__Given entries__:
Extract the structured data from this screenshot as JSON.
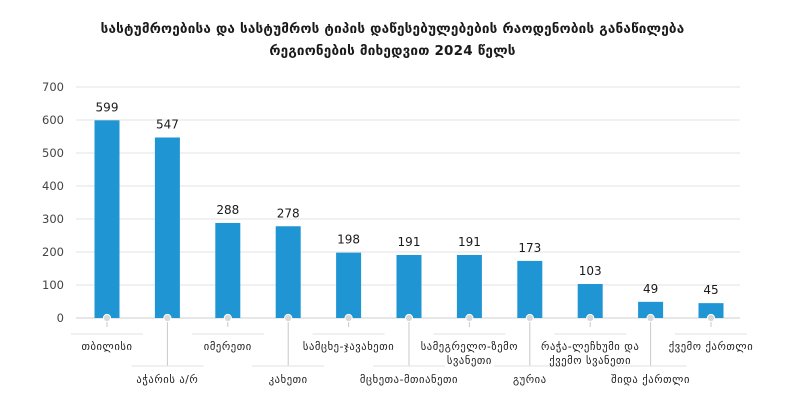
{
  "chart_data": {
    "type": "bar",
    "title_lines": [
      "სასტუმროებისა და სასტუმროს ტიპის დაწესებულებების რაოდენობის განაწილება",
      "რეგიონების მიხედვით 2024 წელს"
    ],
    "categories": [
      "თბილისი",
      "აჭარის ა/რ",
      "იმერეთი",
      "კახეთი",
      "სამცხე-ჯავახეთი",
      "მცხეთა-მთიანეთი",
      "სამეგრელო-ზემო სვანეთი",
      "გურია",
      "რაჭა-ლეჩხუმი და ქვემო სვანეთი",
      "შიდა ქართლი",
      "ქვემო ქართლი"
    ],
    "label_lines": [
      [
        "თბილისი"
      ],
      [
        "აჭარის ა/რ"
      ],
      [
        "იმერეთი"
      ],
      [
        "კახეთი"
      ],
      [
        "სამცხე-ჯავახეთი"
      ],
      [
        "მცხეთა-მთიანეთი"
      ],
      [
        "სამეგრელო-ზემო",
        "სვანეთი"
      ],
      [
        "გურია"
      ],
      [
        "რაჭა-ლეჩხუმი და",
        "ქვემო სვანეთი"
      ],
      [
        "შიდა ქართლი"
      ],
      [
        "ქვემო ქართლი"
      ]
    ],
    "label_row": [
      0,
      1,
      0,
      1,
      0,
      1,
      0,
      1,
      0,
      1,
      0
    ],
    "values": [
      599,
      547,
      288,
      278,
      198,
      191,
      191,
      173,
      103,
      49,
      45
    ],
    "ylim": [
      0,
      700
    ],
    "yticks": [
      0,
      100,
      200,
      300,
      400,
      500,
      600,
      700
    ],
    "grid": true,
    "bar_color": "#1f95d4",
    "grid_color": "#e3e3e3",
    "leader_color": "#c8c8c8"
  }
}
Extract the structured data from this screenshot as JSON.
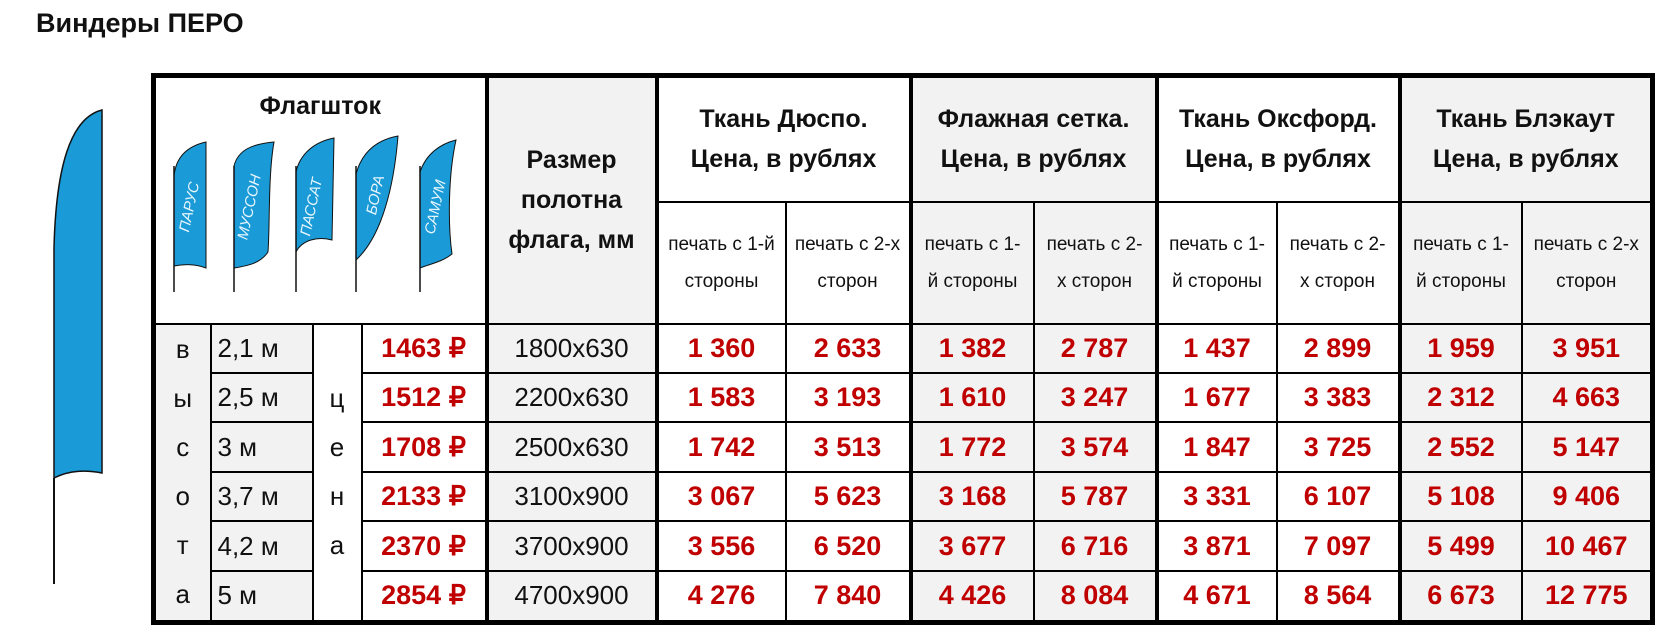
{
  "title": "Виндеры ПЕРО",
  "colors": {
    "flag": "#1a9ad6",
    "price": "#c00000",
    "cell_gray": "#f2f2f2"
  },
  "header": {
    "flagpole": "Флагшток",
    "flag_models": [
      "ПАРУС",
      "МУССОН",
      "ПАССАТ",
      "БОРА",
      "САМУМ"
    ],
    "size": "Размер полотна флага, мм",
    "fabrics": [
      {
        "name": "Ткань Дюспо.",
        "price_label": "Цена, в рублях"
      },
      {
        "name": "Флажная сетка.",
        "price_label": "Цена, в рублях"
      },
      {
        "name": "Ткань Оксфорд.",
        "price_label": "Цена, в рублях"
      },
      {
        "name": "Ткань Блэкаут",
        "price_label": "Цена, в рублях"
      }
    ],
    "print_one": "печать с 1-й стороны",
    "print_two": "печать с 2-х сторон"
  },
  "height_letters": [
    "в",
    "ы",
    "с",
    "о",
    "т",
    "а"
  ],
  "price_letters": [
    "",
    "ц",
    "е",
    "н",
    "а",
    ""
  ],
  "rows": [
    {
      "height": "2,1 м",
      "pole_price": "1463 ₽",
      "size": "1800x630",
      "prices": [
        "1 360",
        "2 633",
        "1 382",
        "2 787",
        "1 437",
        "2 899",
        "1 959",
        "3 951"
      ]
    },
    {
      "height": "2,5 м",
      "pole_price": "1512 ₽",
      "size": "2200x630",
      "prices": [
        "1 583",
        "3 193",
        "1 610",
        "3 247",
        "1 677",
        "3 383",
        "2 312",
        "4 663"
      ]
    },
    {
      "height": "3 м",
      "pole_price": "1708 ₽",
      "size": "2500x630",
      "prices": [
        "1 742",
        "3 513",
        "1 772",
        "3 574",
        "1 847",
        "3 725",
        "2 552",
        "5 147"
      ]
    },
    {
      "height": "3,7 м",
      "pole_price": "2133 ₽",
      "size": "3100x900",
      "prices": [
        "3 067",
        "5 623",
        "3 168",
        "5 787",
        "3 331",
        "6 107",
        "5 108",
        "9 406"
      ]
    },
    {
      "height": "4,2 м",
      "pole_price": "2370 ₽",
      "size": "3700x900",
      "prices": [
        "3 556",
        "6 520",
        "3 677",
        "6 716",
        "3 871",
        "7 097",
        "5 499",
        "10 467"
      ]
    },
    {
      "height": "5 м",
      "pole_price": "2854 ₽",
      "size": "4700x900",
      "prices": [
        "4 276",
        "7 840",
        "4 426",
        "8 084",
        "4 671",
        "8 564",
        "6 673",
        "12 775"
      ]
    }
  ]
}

...

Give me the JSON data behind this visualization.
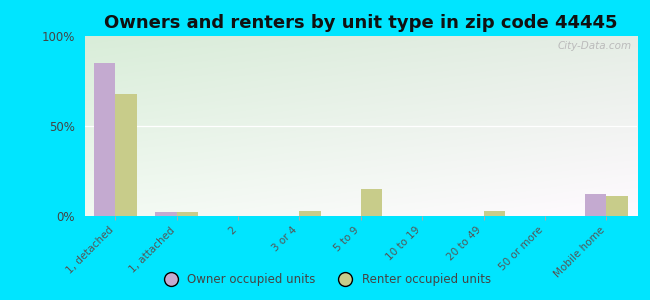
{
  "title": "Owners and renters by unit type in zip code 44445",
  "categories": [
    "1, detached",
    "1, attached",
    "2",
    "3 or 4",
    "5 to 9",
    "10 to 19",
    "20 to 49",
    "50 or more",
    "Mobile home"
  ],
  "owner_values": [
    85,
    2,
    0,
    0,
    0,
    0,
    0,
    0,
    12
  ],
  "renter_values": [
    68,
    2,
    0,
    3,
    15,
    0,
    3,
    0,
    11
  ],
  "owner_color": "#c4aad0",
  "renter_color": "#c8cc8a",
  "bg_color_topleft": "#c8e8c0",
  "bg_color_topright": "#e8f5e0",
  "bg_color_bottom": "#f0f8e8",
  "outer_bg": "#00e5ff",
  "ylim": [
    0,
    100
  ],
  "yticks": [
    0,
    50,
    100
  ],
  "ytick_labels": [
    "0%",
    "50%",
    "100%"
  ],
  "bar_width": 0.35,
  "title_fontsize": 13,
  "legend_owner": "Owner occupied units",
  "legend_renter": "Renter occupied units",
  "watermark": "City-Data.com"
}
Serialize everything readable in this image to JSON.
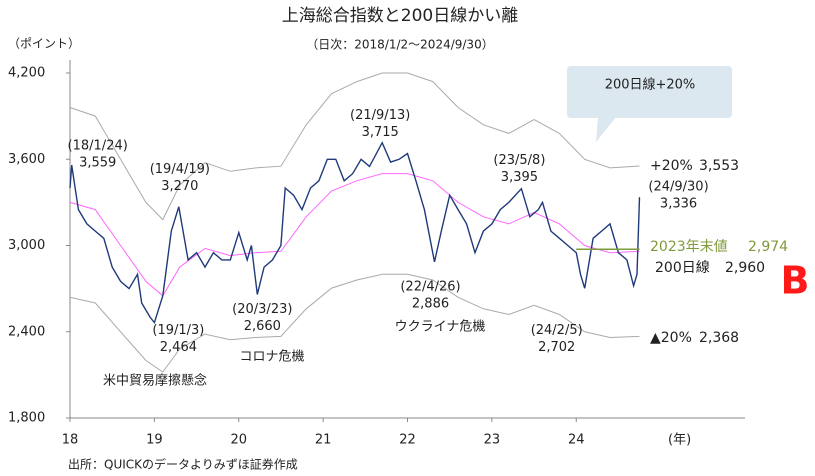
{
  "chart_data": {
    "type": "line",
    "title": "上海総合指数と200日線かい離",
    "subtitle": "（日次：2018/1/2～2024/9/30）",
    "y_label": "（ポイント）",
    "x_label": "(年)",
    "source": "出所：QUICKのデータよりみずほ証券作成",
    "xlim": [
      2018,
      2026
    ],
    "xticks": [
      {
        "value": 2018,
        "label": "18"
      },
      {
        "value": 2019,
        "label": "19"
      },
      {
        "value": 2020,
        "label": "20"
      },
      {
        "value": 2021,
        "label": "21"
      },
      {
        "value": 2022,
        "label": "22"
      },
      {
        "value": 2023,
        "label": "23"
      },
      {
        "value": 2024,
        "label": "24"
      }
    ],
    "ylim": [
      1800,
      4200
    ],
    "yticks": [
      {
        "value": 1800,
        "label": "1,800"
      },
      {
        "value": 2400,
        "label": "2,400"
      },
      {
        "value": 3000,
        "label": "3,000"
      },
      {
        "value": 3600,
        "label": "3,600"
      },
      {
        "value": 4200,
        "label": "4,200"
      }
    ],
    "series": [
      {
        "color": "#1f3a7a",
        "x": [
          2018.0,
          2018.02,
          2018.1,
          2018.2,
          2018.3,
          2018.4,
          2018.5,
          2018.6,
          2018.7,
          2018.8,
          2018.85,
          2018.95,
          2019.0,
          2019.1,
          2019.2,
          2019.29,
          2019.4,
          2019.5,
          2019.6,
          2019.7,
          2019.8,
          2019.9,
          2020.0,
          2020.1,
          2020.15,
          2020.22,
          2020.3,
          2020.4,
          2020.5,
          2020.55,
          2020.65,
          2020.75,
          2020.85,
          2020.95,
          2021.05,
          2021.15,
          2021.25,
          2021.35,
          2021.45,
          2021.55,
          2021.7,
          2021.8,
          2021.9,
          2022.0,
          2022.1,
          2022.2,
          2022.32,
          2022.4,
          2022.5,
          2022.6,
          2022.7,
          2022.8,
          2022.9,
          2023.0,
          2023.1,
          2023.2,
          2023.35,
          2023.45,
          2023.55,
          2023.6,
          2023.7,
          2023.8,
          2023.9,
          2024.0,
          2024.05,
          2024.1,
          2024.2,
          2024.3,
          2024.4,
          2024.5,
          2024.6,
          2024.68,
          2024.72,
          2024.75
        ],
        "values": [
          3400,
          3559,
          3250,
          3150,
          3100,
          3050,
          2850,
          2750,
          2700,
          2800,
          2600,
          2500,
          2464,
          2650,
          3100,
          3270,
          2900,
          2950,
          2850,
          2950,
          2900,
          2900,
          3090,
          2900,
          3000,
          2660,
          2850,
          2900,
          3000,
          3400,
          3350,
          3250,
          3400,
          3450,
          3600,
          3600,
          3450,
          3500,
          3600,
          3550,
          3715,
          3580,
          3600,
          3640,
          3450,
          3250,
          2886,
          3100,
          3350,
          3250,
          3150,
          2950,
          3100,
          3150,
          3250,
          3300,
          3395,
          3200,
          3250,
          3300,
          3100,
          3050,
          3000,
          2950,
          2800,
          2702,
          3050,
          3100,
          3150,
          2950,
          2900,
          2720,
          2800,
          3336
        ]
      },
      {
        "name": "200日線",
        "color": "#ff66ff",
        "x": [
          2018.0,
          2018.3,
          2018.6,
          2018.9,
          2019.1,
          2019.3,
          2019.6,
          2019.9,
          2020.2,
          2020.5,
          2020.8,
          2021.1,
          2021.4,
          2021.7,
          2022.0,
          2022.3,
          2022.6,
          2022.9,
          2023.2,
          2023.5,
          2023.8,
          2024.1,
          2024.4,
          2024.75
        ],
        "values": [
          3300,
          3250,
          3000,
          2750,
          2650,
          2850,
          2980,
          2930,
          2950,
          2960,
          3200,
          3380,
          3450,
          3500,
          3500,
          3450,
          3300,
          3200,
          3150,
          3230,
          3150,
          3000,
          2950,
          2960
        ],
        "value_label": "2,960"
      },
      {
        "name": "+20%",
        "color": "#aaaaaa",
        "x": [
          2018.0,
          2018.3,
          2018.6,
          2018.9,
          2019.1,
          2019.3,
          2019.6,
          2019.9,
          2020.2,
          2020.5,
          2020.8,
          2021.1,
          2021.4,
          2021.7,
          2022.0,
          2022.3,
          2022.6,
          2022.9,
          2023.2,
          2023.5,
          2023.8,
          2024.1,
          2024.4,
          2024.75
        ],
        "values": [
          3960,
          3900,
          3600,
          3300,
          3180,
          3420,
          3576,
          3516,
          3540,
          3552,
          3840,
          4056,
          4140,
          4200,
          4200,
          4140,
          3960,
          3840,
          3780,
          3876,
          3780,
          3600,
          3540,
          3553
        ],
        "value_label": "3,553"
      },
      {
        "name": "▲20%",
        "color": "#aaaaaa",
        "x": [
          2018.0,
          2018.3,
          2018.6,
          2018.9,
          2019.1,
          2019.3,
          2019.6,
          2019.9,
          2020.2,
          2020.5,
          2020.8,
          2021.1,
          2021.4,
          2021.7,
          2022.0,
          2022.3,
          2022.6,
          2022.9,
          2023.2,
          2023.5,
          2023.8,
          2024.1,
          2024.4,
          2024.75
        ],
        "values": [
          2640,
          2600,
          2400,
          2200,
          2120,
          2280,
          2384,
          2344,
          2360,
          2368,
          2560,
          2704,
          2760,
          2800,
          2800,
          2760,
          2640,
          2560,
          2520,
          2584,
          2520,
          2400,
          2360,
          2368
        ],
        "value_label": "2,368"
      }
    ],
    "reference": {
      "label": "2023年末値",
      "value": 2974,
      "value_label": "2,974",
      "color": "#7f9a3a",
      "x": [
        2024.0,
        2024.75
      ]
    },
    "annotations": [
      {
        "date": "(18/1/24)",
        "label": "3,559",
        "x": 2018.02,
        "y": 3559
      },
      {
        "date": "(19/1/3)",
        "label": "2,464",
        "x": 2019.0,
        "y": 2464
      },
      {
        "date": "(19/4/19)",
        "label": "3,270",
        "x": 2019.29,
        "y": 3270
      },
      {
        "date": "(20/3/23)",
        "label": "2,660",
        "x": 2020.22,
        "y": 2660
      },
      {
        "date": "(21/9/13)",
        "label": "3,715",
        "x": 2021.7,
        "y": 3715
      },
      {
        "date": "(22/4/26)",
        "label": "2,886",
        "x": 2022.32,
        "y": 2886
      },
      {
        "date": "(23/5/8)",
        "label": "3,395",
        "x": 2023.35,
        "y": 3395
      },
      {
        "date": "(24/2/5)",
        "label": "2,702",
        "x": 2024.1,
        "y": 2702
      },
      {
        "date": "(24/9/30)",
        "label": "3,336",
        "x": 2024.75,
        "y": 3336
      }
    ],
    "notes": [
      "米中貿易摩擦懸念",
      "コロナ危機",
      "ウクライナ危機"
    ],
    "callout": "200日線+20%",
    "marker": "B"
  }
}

--

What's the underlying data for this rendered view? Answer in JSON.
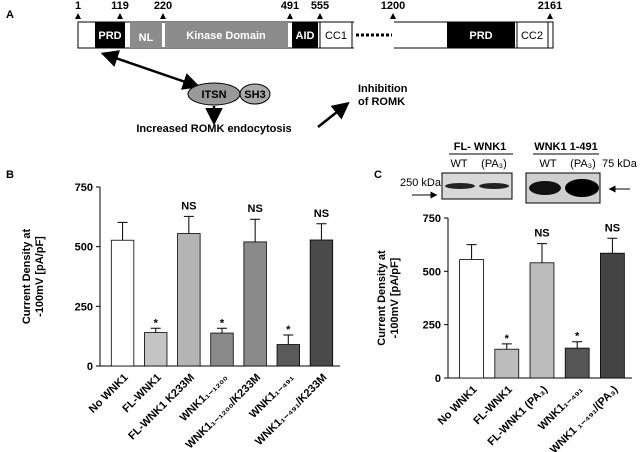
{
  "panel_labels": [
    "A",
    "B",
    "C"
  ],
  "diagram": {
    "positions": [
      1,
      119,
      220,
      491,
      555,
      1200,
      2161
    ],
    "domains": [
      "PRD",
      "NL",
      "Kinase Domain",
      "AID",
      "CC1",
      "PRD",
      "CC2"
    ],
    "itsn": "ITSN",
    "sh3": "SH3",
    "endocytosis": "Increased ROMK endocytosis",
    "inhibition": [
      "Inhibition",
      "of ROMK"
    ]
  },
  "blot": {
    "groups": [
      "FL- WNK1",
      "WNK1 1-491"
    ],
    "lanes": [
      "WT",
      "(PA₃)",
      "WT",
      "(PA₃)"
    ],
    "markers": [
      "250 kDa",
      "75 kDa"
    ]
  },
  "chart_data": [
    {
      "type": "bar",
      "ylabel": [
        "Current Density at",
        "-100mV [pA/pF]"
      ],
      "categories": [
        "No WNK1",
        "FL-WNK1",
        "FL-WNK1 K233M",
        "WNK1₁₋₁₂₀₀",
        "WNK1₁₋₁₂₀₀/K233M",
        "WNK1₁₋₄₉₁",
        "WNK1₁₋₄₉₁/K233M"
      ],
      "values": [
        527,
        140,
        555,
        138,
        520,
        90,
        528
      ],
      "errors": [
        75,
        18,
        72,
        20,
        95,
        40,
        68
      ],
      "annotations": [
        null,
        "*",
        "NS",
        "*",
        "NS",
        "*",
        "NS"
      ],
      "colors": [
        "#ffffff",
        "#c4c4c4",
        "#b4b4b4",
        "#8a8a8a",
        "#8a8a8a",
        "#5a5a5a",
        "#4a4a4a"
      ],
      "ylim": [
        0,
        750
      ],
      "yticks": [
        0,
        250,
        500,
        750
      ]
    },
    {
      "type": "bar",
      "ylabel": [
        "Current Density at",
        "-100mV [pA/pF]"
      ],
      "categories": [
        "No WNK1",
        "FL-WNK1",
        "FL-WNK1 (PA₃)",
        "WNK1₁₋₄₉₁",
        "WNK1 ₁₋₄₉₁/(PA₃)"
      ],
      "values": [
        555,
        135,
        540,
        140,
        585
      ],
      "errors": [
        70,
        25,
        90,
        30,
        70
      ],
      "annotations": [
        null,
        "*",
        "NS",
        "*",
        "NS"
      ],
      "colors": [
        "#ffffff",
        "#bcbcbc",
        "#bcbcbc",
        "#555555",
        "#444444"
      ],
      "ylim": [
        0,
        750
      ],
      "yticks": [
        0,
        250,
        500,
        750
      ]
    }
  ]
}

__Problem to work on__: Determine the number of lines in the listing that hold the word "ქვემო", and supply that number and nothing further.

__Correct answer__: 4